• [Dataset items]

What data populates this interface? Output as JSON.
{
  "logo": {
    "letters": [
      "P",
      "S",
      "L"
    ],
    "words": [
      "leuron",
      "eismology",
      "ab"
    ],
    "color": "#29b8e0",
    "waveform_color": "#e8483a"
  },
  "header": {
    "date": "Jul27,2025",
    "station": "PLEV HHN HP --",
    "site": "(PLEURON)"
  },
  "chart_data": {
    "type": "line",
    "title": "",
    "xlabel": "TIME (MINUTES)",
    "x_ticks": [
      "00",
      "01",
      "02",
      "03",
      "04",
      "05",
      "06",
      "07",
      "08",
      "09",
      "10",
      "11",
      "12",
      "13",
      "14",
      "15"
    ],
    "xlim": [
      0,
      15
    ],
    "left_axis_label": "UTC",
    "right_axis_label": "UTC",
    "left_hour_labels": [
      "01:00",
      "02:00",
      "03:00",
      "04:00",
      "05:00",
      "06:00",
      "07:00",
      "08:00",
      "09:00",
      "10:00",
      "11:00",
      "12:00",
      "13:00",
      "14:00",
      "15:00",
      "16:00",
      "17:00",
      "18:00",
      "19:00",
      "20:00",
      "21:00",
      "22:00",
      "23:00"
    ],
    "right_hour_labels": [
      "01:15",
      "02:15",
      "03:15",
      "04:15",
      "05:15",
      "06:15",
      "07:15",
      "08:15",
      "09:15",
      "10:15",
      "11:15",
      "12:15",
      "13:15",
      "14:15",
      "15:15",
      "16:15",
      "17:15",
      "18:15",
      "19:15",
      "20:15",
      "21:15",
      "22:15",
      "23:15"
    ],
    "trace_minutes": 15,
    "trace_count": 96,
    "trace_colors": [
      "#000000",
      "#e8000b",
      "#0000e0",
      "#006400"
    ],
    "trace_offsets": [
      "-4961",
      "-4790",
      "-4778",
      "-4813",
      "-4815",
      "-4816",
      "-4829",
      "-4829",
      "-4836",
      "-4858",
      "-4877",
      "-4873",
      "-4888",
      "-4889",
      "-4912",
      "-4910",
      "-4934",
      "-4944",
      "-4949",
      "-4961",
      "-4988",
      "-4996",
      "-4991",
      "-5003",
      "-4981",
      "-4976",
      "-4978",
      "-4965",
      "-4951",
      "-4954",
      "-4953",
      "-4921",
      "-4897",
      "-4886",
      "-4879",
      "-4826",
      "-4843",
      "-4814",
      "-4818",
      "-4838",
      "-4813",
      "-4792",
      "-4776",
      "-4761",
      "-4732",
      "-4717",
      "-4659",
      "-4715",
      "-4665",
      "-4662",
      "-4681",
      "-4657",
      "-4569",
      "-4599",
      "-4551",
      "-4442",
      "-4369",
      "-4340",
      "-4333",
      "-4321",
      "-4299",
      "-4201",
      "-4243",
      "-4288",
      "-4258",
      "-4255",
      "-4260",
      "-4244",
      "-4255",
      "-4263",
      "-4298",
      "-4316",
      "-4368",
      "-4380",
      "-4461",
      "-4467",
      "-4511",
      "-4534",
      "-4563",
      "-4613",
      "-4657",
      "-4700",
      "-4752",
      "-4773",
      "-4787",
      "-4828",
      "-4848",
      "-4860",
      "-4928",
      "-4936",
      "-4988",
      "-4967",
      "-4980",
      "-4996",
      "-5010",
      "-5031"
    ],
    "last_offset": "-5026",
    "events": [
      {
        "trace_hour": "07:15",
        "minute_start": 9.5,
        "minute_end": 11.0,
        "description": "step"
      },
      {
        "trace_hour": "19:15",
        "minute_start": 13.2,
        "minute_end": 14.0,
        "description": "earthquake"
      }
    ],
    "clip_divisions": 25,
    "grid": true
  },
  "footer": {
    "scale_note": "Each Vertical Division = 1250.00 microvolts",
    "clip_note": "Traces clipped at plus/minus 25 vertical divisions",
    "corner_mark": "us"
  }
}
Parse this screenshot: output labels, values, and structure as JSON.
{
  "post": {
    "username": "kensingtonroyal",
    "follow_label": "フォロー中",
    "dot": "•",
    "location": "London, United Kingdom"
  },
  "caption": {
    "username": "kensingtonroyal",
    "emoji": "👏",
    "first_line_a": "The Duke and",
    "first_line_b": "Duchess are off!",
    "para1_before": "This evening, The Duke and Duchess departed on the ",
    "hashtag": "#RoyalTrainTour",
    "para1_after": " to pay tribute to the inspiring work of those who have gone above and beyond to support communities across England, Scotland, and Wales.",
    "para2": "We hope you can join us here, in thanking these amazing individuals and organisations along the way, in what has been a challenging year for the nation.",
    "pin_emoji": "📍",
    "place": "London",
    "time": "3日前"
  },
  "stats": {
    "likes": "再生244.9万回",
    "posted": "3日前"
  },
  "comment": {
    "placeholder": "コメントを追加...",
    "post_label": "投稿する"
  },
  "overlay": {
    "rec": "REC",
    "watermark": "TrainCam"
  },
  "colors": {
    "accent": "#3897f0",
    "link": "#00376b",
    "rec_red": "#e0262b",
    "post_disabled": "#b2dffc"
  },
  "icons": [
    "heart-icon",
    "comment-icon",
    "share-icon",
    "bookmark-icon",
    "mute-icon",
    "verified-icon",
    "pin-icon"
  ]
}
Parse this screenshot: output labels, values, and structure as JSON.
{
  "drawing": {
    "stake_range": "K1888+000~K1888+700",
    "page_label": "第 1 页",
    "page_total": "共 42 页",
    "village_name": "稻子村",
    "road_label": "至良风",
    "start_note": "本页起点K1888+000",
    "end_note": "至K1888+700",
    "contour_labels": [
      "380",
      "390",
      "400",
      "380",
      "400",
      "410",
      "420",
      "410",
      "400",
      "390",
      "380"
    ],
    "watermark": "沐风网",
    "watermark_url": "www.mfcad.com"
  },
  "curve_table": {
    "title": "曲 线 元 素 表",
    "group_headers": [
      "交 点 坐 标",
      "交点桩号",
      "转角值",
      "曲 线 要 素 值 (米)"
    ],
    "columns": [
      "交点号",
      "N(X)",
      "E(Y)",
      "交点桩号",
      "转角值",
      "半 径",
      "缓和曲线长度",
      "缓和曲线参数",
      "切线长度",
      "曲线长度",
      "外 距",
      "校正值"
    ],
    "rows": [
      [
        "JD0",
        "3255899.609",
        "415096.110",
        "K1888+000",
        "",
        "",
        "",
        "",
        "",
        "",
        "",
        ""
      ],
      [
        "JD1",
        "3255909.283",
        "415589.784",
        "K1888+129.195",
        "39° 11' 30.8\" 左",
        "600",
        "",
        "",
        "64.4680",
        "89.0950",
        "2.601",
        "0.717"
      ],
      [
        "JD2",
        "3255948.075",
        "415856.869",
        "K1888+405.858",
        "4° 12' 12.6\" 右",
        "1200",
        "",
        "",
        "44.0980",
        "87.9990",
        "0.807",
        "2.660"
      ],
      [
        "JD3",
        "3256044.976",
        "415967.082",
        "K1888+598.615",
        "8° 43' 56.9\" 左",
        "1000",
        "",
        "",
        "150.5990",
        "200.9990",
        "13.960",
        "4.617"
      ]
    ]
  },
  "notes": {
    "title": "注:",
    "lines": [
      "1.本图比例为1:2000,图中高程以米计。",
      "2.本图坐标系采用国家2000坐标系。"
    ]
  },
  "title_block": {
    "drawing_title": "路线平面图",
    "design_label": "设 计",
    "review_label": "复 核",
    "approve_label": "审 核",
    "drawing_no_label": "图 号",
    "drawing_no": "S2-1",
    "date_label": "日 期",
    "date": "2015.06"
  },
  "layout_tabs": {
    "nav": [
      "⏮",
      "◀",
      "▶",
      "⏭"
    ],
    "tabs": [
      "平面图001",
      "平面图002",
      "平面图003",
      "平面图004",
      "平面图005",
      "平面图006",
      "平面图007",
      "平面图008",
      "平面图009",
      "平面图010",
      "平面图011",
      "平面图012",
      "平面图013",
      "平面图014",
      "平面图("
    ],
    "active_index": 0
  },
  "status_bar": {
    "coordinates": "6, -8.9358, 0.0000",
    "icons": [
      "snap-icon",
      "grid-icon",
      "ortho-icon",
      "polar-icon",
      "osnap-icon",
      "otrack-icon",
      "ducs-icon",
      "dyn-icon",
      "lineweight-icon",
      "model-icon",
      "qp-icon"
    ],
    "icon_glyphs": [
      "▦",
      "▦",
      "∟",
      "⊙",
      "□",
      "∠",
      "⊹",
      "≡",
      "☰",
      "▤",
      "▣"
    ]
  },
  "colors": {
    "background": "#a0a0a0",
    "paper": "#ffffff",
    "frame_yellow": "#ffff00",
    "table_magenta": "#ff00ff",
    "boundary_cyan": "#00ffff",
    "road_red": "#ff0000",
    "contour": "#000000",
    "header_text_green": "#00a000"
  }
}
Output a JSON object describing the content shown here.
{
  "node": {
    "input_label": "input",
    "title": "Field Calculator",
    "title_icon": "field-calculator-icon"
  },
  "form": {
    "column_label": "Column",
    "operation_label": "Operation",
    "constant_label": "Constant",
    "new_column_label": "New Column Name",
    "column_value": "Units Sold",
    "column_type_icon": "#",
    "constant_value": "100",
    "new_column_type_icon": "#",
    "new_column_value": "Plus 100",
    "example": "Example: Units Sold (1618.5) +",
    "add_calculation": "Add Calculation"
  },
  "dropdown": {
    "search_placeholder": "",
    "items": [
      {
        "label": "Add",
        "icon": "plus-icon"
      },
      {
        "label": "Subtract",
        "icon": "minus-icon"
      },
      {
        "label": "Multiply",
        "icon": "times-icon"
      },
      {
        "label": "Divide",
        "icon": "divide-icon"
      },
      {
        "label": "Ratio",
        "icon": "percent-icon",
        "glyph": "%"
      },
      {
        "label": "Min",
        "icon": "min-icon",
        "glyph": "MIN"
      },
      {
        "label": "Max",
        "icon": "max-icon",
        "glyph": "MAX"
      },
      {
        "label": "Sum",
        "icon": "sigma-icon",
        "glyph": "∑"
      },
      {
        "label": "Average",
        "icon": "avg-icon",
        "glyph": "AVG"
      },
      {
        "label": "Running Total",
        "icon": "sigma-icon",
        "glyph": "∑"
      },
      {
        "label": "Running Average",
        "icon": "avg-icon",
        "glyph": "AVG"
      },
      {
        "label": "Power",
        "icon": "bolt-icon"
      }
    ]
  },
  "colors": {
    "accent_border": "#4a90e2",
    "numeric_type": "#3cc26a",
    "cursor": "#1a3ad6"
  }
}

• [Exercise prompt] Check each line above for "minus" and return the ones that have it.

• [Answer to this exercise]
    "clip_note": "Traces clipped at plus/minus 25 vertical divisions",
        "icon": "minus-icon"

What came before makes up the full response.